Directions for this task: Name each distinct year that appears in the article below on the home companion exemption.

Selected excerpt:
By Karen L. Karr / Nov 24, 2014

In newly-revised rules to become effective January 1, 2015, the Department of Labor has substantially narrowed the scope of the home companion exemption to the minimum wage and overtime provisions of the Fair Labor Standards Act (FLSA).

In 1974, domestic service employees were added as covered employees under the minimum wage and overtime pay provisions of the FLSA. A limited exception was carved out for "any employee employed in domestic service employment to provide companionship services for individuals who (because of age or infirmity) are unable to care for themselves (as such terms are defined and delimited by regulations of the Secretary [of Labor]) . . . ."  29 U.S.C. §213(a)(15). A year later, in 1975, the Secretary of Labor published rules discussing this limited minimum wage and overtime exemption at 29 C.F.R. Part 552. Although the rules have remained substantially unchanged since 1975, courts interpreting this exemption and regulations have differed on the scope and breadth of this exemption. Over time, and somewhat confusingly, the U.S. Department of Labor (DOL) has both expanded and contracted its enforcement of the scope and breadth of this exemption. The DOL has recently announced that home care workers employed through a third party are typically low paid and are in need of the protections of the minimum wage and overtime provisions of the Act.

As more aged and infirm individuals elect home care services rather than living in a nursing home or other institutional environment, the home care industry has expanded and evolved. The uncertainty surrounding this unsettled area of overtime rules has caused great confusion.

Under the newly-revised rules which become effective January 1, 2015, the DOL seeks to remove this uncertainty and offer protection to this group of employees by substantially narrowing the scope of the home companion exemption. Unless both the home worker and his duties meet the new rule's more restrictive definitions, the home worker is not exempt from the minimum wage and overtime pay provisions of the FLSA. Even more importantly, the exemption will no longer apply to home care workers provided by a third party employer - even if their duties would otherwise qualify as home companion duties under the new rules.

So, beginning January 1, 2015, home care agencies and other third-party employers must pay Direct Care Workers at least minimum wage for all hours worked (including travel time that is all part of the day's work) and overtime pay for all hours worked in excess of 40 in a workweek. If you have a business that employs this type of worker, you should prepare for the new requirements. Some of the issues that may arise when counting compensable hours (and overtime pay) for Direct Care Workers include:

  • Workweek. Workers must be paid overtime if they work more than 40 hours in any workweek. If you do not already have one, you must establish a standard workweek and implement procedures to record and retain records of hours worked each workweek.

Supplied material:
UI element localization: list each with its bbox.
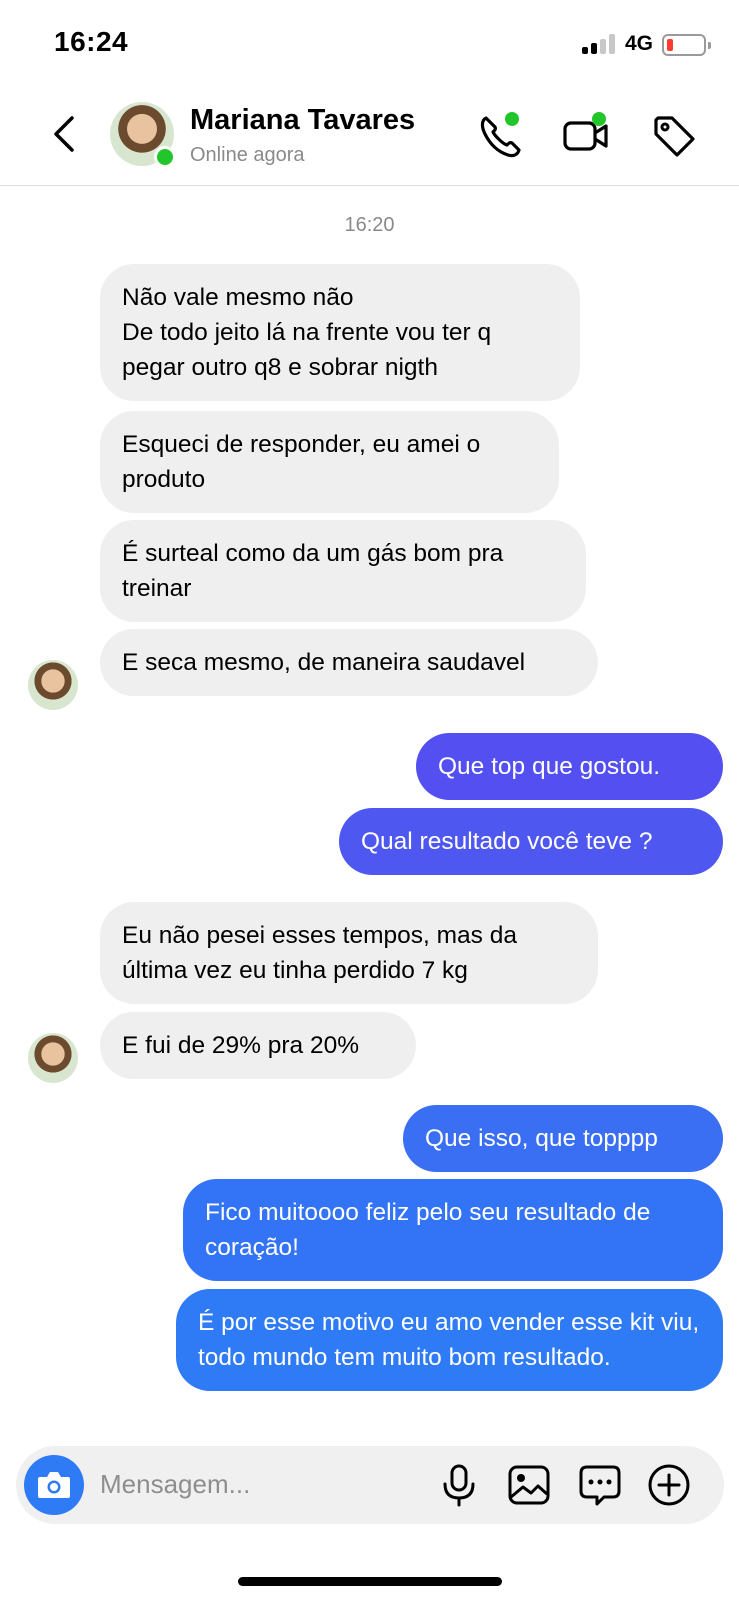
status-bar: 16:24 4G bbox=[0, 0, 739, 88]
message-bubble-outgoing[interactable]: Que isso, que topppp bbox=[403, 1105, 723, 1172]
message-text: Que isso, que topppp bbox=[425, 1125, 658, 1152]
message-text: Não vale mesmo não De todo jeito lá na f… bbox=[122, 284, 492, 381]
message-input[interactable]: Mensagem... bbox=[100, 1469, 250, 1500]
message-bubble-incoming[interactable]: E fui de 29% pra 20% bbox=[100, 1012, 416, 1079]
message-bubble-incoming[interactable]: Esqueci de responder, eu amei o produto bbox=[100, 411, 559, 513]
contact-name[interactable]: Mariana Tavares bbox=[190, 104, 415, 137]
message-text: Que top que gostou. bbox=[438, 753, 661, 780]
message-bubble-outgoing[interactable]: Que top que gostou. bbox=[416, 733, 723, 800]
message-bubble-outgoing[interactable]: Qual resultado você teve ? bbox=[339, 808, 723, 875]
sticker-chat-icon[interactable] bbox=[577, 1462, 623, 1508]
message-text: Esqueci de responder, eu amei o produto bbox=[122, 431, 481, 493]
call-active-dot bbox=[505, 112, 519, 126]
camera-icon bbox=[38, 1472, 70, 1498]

Complete output: 2014, 2015, 1974, 1975